— Start —

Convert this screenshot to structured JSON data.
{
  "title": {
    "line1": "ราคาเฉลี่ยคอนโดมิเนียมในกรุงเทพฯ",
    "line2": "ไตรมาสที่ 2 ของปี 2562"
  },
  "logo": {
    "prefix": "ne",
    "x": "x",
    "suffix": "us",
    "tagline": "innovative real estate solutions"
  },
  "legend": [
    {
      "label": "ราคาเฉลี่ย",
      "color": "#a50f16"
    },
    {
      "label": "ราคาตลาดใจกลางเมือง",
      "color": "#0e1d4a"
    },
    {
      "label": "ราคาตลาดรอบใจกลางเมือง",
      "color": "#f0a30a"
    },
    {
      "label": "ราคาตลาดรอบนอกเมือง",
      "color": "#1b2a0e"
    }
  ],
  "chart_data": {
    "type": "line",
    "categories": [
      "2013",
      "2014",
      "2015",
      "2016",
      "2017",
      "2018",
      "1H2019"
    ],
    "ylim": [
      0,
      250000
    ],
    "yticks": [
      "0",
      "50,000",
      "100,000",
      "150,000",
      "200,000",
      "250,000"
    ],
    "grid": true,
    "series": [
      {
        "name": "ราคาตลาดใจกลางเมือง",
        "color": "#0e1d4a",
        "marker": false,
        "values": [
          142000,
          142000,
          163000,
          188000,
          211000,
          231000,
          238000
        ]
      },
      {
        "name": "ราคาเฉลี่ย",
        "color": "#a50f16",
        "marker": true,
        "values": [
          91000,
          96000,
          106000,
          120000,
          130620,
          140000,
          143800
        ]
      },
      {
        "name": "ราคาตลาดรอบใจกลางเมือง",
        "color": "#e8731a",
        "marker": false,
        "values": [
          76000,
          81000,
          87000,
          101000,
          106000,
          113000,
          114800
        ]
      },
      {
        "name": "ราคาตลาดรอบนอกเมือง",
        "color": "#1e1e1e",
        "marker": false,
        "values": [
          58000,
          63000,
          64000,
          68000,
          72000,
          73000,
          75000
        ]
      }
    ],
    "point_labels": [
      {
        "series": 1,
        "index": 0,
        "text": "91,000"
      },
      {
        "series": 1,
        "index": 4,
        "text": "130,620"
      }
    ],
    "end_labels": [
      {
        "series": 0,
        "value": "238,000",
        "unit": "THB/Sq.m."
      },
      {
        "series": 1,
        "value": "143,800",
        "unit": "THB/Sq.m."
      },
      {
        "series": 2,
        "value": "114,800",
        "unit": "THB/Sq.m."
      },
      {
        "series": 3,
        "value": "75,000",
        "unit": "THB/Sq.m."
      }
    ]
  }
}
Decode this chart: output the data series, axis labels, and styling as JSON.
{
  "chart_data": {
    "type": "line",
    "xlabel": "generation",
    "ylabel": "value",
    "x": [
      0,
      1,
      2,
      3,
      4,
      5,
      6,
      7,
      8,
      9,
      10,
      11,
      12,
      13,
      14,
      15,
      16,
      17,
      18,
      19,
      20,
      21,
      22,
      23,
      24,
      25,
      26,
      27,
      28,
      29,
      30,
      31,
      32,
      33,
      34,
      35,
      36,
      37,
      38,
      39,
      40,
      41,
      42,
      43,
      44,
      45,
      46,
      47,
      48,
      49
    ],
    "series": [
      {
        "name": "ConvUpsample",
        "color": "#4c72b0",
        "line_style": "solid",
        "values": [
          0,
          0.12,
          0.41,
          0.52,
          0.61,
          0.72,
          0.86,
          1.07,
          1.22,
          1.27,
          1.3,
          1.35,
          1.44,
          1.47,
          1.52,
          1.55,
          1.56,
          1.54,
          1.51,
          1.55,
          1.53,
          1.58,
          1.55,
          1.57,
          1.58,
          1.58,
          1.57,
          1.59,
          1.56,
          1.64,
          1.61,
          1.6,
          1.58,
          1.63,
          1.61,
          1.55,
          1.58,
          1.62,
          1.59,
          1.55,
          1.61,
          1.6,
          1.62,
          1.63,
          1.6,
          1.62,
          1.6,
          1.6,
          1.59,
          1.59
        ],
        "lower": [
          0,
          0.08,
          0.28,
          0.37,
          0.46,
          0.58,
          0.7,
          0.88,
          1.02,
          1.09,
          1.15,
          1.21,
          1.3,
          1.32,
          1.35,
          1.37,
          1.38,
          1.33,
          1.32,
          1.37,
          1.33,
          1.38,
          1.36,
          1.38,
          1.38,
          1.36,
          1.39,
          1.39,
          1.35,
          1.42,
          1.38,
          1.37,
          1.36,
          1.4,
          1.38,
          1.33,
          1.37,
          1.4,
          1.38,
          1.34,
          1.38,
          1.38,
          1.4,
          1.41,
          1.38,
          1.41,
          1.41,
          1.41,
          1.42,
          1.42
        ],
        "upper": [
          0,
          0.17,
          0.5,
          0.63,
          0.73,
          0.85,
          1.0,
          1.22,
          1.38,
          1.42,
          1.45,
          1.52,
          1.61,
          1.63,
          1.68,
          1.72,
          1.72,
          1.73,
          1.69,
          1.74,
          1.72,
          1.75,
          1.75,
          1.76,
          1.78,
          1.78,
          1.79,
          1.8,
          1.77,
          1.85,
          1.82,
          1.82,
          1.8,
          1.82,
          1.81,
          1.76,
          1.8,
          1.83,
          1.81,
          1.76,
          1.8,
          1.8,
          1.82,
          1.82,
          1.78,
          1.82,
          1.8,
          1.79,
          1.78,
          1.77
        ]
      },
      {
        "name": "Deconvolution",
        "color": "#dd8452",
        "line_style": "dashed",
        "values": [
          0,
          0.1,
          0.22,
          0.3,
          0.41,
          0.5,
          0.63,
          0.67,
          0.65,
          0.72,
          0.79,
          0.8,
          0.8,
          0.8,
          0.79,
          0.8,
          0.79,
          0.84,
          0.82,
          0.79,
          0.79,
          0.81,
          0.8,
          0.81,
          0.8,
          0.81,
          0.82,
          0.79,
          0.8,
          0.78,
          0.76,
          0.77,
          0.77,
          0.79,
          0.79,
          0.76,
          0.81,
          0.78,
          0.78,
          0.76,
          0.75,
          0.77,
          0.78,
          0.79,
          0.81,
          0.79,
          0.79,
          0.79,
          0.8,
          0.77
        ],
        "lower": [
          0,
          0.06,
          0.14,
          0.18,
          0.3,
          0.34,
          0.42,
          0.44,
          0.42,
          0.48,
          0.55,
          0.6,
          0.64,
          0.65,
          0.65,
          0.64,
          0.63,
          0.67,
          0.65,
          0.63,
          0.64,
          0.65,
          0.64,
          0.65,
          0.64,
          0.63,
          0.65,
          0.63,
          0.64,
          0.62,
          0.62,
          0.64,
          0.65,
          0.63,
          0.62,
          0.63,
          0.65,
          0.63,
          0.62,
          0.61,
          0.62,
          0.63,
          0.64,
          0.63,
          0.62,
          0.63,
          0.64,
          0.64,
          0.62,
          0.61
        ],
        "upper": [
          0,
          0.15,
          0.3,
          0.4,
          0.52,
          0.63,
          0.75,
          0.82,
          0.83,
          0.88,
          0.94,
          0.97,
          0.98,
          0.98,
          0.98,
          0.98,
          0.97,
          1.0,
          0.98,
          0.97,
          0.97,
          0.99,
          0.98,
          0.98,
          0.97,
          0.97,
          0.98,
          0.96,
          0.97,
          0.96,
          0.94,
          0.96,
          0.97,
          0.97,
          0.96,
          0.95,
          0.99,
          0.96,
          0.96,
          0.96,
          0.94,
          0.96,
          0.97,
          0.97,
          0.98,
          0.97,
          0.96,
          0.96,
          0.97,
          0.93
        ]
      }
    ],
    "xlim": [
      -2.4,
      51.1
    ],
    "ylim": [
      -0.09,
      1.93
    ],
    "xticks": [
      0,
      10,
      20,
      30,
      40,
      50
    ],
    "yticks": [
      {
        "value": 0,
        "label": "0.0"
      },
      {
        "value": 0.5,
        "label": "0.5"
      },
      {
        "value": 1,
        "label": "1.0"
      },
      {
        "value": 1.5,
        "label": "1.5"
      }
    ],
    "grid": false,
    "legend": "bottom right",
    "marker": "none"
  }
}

— End —

### PROBLEM DETAILS
Report the number of lines containing the string "ราคาตลาดรอบนอกเม" and add nothing to it.

### FINAL RESULT
2